• [THINGS TO DO]
• A. According to the release notes, which Presto version became available in beta on the Presto cluster?
• B. Translate this sentence from the release notes into Spanish: "Users can add Amazon S3 as a source when creating streaming pipelines."
• C. Duplicate the release notes from "PRES-3112: Qubole has" up to and including "dynamic filtering enabled.".

21st Nov, 2019 (05:04 PM PST) 57.0.77 Enhancement

AD-2805: You can now validate an account using AWS simulation. This helps in identifying any missing permissions.

ZEP-493: Bitbucket is integrated with notebooks. You can use Bitbucket to manage versions of your notebooks. Learn more.

20th Nov, 2019 (02:21 AM PST) 57.0.72 Enhancement

AIR-404: The users can now provide custom on_failure_callback for QuboleCheckOperator just like QuboleOperator. It allows users to define a custom callback if the QuboleCheckOperator fails (Cluster Restart Required).

QUEST-385: Users must create Spark Streaming clusters to run Spark structured streaming pipelines at scale with the Quest features.

QUEST-443: Users can use the new Filter option in the Pipelines view to filter the Pipelines based on their state.

QUEST-435, QUEST-378, QUEST-377, QUEST-403: Users can now edit, clone, archive, and delete pipelines depending on the State of the pipelines.

QUEST-406: Users can now modify name of the pipeline, when the pipeline is in the Draft state.

QUEST-405: Users can add Amazon S3 as a source when creating streaming pipelines.

QUEST-413, QUEST-454: Users can view the health of the streaming pipelines in the left pane of the Pipelines view.

QUEST-334: Users can fetch schemas from the Kafka cluster. For more information, see https://github.com/confluentinc/schema-registry.

New feature PRES-3070: Presto version 317 (beta) is now available on the Presto cluster.
Enhancement

PRES-2990: Improved efficiency of dynamic partition pruning by preventing listing and creation of Hive splits from partitions, which are pruned at runtime.

PRES-3112: Qubole has introduced a feature to enable dynamic partition pruning on Hive tables at account level. This feature is part of Gradual Rollout.

Bug fix

PRES-3051: It fixes the Invalid partition value exception and intermittent ArrayIndexOutOfBoundsException exceptions from queries with dynamic filtering enabled.

PRES-3113: Improved accounting of queued work for calculation of optimal size in autoscaling.

[Excerpts from a layout annotation set]
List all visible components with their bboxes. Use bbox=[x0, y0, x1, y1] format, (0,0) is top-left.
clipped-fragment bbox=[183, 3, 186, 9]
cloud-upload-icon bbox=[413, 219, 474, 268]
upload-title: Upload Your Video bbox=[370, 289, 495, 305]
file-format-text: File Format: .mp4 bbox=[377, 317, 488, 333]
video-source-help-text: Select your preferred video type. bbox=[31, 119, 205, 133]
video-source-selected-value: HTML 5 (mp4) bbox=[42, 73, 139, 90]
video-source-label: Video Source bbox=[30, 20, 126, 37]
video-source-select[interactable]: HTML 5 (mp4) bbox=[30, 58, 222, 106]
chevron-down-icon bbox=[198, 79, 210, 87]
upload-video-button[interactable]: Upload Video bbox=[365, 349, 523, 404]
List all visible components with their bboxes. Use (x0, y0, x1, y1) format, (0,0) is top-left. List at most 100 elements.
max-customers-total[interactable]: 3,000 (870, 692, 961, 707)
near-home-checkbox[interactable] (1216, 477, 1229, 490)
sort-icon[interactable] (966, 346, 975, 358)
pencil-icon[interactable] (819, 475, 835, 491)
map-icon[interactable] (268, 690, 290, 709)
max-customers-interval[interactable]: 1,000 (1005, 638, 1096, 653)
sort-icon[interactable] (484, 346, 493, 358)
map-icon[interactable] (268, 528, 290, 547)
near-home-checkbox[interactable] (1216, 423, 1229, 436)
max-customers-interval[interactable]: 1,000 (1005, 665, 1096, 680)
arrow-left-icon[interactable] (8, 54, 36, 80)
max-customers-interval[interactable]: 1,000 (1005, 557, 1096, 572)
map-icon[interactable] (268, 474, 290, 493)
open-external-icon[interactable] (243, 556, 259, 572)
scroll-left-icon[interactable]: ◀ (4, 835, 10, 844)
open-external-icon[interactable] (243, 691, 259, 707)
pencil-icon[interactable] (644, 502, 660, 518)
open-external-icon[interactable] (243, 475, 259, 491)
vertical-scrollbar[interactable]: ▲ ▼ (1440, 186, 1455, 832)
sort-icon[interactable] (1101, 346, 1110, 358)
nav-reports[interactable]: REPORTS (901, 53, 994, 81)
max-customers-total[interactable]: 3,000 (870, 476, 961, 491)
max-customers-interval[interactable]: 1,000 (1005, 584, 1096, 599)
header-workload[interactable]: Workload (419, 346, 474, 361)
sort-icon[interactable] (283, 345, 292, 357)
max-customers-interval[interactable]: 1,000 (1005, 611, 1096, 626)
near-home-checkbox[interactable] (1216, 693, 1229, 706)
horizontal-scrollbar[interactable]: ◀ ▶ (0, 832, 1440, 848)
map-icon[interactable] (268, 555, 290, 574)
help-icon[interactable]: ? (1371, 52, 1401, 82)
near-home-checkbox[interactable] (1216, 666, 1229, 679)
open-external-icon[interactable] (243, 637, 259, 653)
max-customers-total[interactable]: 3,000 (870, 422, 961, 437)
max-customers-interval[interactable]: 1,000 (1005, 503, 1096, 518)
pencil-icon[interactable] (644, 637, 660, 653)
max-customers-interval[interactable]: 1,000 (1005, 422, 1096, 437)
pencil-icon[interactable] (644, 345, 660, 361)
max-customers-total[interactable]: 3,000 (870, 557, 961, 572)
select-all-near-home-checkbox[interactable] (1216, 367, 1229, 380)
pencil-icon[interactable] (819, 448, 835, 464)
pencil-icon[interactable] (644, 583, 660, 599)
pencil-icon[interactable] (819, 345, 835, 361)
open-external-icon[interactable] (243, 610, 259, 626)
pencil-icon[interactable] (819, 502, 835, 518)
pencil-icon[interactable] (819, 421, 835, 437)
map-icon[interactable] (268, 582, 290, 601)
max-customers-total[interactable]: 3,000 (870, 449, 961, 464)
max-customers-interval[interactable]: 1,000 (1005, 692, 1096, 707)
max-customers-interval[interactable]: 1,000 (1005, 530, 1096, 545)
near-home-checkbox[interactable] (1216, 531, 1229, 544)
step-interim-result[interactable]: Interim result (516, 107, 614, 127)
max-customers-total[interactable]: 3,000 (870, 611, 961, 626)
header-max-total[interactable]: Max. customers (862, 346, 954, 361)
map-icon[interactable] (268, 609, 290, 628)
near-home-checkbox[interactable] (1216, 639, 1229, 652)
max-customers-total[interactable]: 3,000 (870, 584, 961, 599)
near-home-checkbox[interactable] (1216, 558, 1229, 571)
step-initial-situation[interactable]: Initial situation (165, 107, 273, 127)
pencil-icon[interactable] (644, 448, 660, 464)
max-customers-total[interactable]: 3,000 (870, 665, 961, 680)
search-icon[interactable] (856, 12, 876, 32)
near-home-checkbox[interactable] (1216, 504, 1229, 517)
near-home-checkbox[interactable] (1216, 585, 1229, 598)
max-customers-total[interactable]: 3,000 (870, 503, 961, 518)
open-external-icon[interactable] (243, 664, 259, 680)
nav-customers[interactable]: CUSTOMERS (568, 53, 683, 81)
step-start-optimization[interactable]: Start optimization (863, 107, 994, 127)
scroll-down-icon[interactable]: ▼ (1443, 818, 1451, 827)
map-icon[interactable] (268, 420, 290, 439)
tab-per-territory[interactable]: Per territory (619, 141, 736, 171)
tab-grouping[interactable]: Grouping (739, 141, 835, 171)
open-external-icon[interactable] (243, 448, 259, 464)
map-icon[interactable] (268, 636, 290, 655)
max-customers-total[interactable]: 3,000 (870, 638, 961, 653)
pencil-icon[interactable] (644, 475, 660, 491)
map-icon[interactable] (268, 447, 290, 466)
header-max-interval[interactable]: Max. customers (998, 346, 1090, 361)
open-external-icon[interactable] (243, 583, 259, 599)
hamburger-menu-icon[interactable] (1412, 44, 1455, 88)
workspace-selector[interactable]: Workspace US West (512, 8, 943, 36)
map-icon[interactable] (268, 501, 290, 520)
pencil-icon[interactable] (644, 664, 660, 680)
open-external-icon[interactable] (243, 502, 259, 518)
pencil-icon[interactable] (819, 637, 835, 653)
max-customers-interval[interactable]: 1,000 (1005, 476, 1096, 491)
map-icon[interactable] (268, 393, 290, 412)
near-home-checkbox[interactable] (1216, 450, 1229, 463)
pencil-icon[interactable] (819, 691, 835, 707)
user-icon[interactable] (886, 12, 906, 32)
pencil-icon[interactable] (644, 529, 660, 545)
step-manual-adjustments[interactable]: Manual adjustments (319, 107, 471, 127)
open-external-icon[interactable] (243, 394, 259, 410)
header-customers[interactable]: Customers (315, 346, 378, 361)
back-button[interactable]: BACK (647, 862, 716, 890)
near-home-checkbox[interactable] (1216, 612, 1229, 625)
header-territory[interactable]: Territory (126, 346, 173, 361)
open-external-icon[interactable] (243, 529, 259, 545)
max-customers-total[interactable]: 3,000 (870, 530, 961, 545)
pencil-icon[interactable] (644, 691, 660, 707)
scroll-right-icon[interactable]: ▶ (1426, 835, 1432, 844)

• [ANSWERS FOR THE TASKS]
• A. Presto version 317.

• B. Los usuarios pueden agregar Amazon S3 como fuente al crear pipelines de streaming.

• C.
PRES-3112: Qubole has introduced a feature to enable dynamic partition pruning on Hive tables at account level. This feature is part of Gradual Rollout.

Bug fix

PRES-3051: It fixes the Invalid partition value exception and intermittent ArrayIndexOutOfBoundsException exceptions from queries with dynamic filtering enabled.